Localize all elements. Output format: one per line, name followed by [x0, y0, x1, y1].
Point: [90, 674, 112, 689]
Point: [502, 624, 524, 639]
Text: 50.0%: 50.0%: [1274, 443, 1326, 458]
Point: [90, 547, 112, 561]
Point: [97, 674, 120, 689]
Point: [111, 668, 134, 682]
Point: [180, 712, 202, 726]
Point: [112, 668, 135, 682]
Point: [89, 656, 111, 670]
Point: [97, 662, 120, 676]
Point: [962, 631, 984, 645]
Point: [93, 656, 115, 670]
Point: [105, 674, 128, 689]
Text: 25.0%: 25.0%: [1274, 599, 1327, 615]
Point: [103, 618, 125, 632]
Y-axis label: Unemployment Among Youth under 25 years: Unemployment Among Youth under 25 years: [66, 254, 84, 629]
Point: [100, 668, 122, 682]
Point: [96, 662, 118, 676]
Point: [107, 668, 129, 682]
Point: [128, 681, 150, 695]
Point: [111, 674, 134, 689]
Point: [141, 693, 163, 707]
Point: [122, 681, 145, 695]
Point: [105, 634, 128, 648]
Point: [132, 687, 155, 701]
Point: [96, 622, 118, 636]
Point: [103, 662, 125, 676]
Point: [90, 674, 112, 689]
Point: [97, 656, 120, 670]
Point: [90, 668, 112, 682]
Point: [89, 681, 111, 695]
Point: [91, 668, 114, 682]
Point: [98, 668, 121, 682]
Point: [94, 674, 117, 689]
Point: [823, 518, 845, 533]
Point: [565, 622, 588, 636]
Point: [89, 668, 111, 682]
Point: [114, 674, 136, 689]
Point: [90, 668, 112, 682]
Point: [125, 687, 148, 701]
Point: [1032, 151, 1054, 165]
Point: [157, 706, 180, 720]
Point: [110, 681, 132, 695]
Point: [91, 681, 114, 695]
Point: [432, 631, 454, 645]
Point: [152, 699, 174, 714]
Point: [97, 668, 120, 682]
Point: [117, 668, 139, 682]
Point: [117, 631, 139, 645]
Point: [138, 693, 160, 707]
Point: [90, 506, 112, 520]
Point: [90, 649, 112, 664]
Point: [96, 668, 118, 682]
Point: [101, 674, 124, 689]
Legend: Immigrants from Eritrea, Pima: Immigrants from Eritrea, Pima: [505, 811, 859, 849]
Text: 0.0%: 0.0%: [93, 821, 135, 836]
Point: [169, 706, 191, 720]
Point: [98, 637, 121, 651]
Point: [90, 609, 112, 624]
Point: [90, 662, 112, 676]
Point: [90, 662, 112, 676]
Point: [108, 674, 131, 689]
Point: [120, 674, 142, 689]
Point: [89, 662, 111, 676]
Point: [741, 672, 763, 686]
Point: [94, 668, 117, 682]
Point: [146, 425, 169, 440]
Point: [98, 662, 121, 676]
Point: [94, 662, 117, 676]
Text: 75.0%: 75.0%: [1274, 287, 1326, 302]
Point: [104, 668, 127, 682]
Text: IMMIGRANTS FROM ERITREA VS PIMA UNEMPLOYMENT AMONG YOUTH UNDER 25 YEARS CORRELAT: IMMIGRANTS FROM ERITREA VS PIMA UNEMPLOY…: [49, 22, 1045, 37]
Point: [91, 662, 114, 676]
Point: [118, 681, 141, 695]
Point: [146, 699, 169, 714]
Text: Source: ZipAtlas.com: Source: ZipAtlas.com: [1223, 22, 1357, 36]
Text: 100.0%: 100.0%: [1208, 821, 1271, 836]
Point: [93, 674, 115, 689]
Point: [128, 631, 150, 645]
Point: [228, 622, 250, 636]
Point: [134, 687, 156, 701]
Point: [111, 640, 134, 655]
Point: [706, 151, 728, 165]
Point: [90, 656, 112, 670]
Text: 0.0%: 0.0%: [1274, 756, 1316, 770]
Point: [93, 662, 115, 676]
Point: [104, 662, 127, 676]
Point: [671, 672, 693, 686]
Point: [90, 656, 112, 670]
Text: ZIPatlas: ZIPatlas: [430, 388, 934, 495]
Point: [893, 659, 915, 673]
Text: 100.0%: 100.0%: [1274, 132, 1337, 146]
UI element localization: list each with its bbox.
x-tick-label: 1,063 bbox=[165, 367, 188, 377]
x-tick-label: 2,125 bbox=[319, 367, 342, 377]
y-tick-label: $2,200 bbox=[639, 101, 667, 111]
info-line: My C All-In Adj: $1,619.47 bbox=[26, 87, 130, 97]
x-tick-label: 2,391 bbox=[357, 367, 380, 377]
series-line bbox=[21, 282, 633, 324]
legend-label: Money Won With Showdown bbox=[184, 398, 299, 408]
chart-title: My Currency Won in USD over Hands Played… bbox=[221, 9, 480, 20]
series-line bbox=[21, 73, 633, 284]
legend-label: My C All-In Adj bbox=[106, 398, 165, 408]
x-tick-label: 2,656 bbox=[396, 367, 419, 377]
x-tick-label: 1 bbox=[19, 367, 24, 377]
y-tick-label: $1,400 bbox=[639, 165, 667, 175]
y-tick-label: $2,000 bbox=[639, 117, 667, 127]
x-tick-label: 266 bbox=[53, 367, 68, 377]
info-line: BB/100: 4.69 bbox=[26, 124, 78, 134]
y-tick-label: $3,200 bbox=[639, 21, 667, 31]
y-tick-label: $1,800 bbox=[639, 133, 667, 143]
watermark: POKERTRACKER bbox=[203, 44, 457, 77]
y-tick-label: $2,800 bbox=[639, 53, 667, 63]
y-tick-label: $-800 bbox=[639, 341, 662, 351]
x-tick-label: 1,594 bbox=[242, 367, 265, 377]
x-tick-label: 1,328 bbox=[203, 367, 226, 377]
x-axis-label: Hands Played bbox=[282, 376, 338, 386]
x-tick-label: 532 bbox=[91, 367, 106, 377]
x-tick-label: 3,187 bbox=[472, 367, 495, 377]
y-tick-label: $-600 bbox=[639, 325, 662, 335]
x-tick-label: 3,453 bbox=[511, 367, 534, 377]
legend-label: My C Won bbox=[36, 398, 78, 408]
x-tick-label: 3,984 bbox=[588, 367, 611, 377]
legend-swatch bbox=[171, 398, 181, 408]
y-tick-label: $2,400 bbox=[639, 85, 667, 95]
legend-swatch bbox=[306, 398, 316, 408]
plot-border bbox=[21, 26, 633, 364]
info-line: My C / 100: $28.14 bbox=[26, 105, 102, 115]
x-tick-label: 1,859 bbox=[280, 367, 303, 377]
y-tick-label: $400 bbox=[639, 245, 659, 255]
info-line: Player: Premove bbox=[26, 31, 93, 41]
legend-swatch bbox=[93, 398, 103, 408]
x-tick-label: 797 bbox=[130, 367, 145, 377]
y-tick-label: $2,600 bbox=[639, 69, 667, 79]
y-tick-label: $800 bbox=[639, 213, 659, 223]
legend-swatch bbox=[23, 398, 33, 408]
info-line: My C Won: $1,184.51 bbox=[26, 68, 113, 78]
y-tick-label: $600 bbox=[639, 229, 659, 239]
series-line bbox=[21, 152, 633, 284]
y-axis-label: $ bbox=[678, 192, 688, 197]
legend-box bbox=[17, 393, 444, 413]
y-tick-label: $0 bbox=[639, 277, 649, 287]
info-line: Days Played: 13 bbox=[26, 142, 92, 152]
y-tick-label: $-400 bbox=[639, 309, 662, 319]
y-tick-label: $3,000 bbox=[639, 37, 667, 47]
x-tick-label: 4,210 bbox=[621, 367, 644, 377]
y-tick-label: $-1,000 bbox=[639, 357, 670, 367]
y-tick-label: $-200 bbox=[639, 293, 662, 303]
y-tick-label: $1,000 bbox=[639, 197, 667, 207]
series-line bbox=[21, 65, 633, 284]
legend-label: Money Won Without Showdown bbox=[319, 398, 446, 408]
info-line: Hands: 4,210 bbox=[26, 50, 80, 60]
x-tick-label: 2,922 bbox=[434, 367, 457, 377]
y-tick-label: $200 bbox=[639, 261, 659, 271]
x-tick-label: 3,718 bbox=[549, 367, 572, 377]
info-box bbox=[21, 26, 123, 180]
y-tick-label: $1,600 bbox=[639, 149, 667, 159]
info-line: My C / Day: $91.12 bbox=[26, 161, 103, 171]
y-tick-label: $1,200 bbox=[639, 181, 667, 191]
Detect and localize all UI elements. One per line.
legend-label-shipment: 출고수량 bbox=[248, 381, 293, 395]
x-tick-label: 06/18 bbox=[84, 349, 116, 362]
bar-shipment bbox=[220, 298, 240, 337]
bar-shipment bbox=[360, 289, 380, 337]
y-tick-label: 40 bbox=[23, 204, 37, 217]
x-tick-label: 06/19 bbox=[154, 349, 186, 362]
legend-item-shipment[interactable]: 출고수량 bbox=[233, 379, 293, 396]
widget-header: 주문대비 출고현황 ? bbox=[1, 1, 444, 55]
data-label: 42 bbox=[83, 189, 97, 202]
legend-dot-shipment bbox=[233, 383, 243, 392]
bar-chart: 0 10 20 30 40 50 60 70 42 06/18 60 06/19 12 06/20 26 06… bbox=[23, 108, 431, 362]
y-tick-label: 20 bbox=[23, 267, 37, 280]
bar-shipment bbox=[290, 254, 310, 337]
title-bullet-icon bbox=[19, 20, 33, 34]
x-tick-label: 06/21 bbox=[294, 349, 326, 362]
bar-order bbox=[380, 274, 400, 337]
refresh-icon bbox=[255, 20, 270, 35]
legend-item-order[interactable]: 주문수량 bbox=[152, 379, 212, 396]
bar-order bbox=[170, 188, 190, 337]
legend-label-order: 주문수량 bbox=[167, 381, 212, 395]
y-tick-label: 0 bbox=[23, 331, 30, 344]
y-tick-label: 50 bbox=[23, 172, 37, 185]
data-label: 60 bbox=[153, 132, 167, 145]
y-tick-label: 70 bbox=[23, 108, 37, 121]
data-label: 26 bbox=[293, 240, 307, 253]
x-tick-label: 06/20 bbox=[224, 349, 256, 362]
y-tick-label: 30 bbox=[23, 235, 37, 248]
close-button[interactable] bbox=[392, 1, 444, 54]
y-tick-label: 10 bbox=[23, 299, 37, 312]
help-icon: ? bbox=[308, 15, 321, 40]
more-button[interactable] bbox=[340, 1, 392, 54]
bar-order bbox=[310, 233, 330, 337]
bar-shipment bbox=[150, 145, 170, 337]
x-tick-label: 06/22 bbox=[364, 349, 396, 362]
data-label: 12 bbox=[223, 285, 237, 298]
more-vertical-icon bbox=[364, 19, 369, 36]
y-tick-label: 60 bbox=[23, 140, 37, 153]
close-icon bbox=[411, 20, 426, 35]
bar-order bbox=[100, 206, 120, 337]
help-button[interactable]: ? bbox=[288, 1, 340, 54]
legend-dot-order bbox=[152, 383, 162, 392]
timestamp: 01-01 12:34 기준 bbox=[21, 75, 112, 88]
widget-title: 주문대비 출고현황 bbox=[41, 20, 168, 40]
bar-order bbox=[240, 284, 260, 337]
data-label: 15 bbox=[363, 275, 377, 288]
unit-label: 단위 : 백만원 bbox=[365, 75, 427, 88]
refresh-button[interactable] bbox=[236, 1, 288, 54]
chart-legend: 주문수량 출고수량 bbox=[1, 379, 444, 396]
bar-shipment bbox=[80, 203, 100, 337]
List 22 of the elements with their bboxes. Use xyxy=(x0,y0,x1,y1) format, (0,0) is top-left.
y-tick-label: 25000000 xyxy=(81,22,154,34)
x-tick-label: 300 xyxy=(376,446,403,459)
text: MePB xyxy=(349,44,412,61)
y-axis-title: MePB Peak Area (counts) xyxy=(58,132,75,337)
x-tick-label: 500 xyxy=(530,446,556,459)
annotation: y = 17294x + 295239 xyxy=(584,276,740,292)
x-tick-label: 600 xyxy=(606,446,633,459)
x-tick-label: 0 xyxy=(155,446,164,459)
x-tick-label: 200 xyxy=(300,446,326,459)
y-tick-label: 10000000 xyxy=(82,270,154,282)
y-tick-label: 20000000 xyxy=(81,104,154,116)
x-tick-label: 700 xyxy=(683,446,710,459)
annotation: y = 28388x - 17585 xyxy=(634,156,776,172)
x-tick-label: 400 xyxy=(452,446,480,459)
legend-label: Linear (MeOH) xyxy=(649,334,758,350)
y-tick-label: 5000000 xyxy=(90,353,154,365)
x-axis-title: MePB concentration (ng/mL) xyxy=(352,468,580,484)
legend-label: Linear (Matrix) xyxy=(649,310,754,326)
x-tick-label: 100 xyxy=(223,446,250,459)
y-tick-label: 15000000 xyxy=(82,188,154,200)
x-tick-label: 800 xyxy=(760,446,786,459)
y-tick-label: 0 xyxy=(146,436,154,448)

####################

▶ _What you are asked to do_
Copy the data word for word, from its first line through the first line containing "Point: [89, 668, 111, 682]", with both of those lines included.

▶ _Finished task_
Localize all elements. Output format: one per line, name followed by [x0, y0, x1, y1].
Point: [90, 674, 112, 689]
Point: [502, 624, 524, 639]
Text: 50.0%: 50.0%: [1274, 443, 1326, 458]
Point: [90, 547, 112, 561]
Point: [97, 674, 120, 689]
Point: [111, 668, 134, 682]
Point: [180, 712, 202, 726]
Point: [112, 668, 135, 682]
Point: [89, 656, 111, 670]
Point: [97, 662, 120, 676]
Point: [962, 631, 984, 645]
Point: [93, 656, 115, 670]
Point: [105, 674, 128, 689]
Text: 25.0%: 25.0%: [1274, 599, 1327, 615]
Point: [103, 618, 125, 632]
Y-axis label: Unemployment Among Youth under 25 years: Unemployment Among Youth under 25 years: [66, 254, 84, 629]
Point: [100, 668, 122, 682]
Point: [96, 662, 118, 676]
Point: [107, 668, 129, 682]
Point: [128, 681, 150, 695]
Point: [111, 674, 134, 689]
Point: [141, 693, 163, 707]
Point: [122, 681, 145, 695]
Point: [105, 634, 128, 648]
Point: [132, 687, 155, 701]
Point: [96, 622, 118, 636]
Point: [103, 662, 125, 676]
Point: [90, 674, 112, 689]
Point: [97, 656, 120, 670]
Point: [90, 668, 112, 682]
Point: [89, 681, 111, 695]
Point: [91, 668, 114, 682]
Point: [98, 668, 121, 682]
Point: [94, 674, 117, 689]
Point: [823, 518, 845, 533]
Point: [565, 622, 588, 636]
Point: [89, 668, 111, 682]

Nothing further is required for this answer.